- To be done: Copy each line below in which the word "clipboard" occurs.

▬▬▬

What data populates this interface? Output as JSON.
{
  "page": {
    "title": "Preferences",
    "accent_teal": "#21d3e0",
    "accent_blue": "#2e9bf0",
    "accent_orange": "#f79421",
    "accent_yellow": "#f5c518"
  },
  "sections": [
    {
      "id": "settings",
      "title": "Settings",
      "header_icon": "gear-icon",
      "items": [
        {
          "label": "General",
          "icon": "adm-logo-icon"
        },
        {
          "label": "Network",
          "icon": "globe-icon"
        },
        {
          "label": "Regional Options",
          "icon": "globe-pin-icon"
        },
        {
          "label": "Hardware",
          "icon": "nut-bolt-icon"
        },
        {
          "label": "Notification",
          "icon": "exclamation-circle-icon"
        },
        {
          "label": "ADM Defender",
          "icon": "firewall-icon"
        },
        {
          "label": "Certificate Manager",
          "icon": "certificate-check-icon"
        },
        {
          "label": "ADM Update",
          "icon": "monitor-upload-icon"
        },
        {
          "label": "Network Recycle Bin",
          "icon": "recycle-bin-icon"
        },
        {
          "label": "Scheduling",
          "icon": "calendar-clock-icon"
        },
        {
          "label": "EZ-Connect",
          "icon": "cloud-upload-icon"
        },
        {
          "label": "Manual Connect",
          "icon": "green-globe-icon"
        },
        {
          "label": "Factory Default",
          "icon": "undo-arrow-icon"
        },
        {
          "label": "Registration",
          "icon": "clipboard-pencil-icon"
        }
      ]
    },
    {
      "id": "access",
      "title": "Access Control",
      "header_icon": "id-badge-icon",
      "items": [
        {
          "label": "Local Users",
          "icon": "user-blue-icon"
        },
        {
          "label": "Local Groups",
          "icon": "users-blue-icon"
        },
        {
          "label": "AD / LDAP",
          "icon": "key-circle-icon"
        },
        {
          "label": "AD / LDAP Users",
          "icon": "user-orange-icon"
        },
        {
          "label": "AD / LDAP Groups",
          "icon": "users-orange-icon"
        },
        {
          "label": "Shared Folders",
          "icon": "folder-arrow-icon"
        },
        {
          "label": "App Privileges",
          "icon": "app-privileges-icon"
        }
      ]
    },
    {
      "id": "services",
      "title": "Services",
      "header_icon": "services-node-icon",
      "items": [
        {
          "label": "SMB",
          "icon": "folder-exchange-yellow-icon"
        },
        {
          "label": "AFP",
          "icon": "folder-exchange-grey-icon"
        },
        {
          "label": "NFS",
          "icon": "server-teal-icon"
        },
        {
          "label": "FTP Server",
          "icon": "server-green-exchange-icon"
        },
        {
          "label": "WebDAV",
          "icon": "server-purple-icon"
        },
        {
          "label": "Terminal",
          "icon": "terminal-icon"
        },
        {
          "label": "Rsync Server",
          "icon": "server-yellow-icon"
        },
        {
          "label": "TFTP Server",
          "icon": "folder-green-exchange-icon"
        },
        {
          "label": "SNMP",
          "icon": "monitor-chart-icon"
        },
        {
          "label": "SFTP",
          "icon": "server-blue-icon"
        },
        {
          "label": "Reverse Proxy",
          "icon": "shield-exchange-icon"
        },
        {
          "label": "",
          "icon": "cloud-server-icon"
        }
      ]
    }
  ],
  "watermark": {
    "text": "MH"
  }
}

▬▬▬

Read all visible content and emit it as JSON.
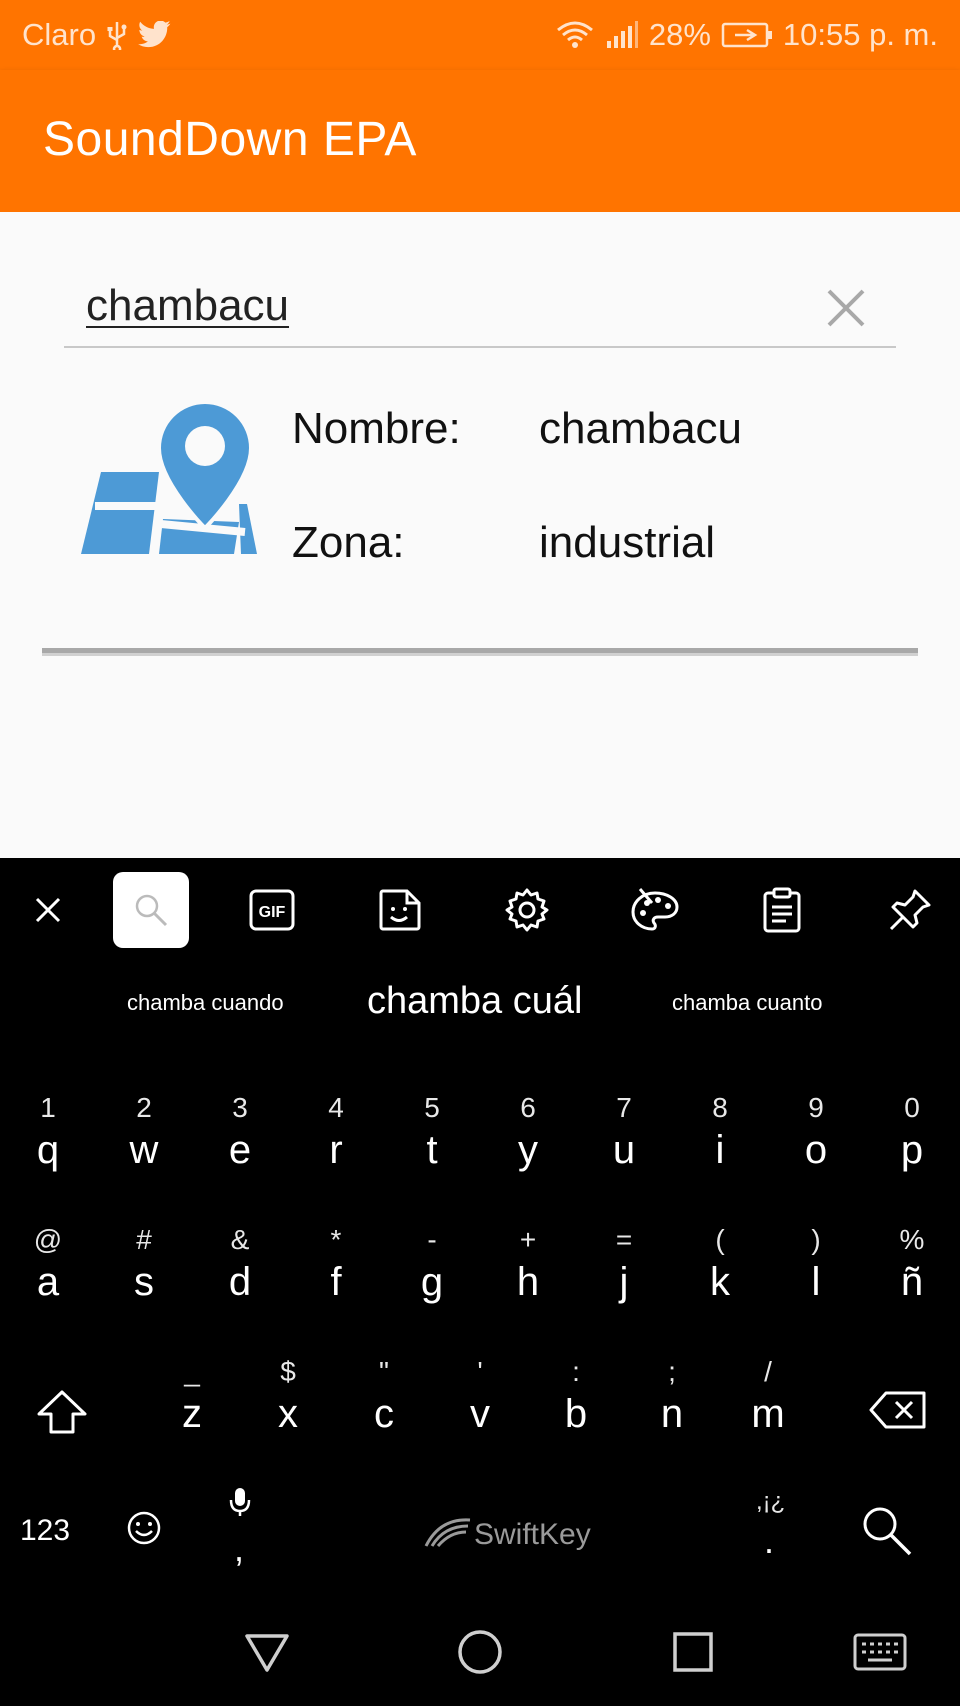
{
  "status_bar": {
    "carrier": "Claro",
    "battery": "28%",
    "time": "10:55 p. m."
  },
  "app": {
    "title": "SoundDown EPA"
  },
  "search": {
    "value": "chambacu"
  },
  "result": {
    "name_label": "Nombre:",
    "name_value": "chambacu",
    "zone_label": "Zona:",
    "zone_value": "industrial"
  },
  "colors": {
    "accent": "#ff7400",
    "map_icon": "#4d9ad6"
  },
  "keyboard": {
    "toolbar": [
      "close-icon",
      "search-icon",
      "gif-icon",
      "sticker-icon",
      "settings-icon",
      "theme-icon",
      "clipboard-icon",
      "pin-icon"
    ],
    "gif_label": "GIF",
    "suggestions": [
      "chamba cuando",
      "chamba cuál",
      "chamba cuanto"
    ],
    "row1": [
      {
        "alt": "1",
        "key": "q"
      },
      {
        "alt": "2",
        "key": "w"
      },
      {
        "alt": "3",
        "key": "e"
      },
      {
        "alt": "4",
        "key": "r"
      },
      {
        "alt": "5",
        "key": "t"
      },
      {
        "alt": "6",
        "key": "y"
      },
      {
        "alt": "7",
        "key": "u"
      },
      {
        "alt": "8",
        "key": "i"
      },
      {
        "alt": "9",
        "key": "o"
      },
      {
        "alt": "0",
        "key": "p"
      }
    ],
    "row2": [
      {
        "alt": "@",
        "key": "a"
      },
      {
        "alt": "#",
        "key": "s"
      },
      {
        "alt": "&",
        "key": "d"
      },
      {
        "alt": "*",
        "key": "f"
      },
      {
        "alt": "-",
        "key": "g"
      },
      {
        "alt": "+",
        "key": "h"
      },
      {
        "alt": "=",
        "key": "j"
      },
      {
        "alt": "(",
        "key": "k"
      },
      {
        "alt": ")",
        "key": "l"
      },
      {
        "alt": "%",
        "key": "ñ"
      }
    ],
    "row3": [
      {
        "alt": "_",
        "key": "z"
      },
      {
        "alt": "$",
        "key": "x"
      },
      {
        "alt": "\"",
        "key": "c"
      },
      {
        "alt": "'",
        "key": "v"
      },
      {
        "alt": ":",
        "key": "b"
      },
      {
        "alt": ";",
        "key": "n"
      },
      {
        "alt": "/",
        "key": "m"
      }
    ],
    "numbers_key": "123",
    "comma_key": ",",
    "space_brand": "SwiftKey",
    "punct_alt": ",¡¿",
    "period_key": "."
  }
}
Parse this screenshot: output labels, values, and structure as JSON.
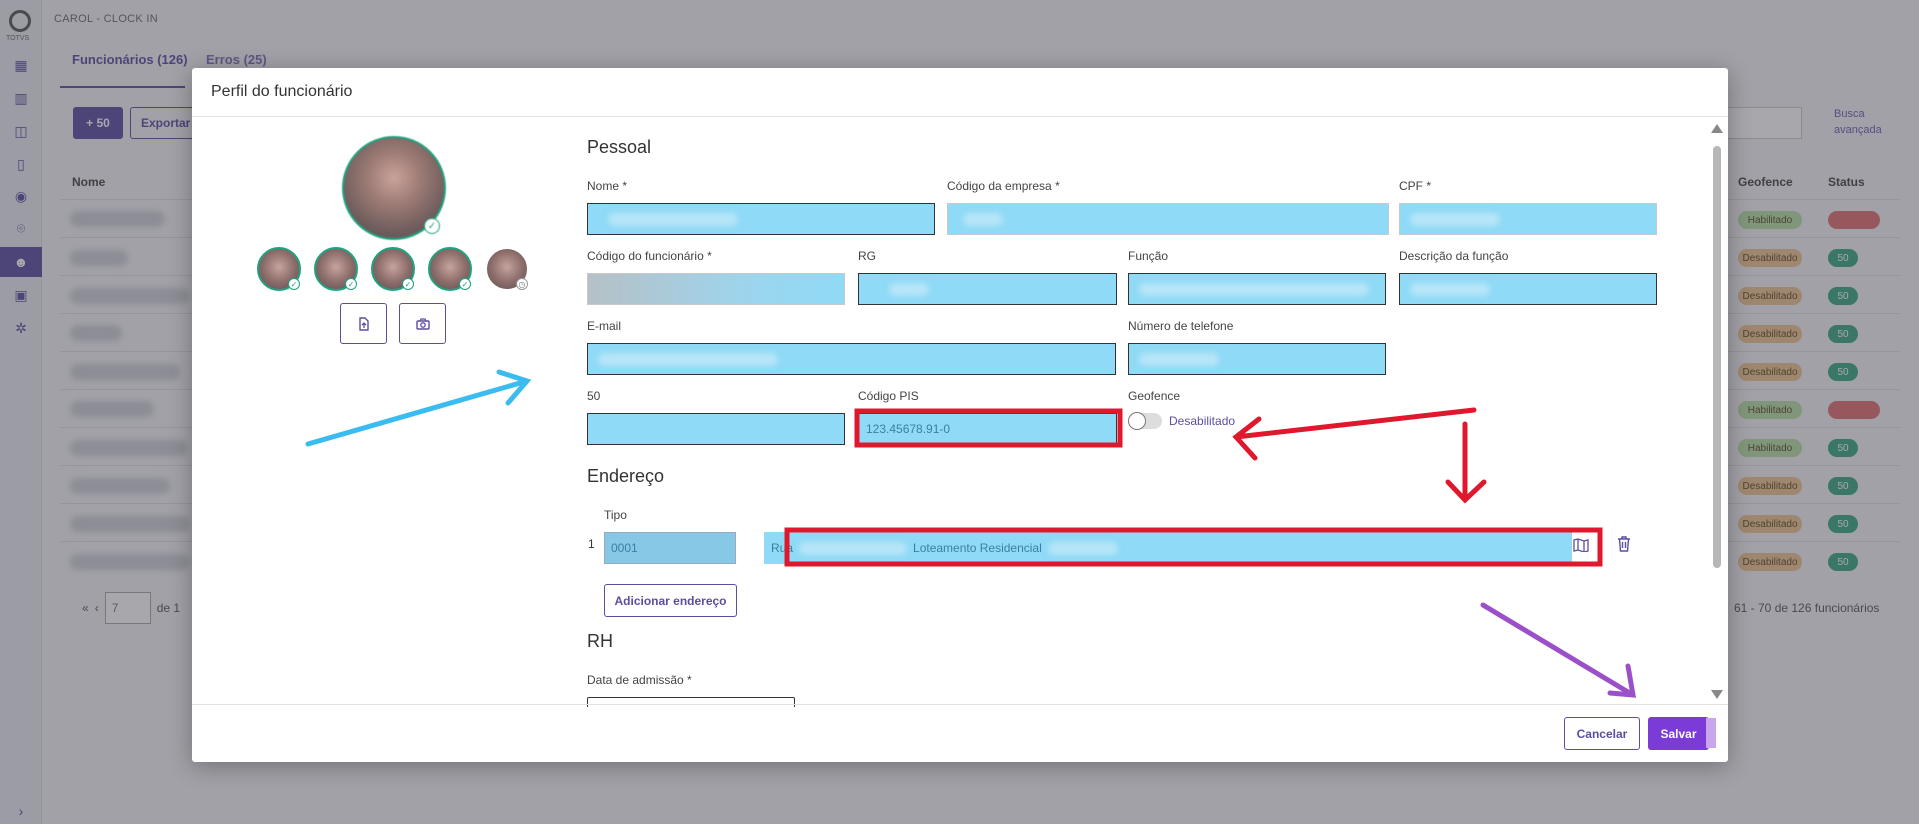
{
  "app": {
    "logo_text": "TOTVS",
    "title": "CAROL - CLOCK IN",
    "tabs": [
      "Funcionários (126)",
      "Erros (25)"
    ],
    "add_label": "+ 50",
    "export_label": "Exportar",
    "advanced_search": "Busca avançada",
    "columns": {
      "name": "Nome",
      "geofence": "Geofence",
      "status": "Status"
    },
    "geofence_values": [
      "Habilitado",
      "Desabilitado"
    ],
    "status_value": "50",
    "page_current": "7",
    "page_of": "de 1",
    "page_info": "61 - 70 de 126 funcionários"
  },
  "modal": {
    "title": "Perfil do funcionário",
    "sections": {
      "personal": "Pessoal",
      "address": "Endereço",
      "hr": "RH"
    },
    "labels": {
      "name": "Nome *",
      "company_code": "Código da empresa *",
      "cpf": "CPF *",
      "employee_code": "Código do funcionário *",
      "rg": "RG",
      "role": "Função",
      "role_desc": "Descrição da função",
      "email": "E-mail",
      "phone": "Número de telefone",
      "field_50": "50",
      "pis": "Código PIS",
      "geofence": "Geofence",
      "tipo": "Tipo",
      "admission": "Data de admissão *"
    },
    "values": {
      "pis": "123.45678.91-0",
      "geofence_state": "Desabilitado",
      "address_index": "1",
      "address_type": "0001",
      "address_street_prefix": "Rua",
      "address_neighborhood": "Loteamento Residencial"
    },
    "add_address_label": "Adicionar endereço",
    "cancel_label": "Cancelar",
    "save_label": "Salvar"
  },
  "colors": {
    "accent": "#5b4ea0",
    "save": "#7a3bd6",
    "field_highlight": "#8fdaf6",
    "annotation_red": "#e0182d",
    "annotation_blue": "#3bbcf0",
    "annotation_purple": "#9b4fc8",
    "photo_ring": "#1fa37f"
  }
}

▬▬▬

- Full response:
          "icon": "clipboard-pencil-icon"
      "clipboard-icon",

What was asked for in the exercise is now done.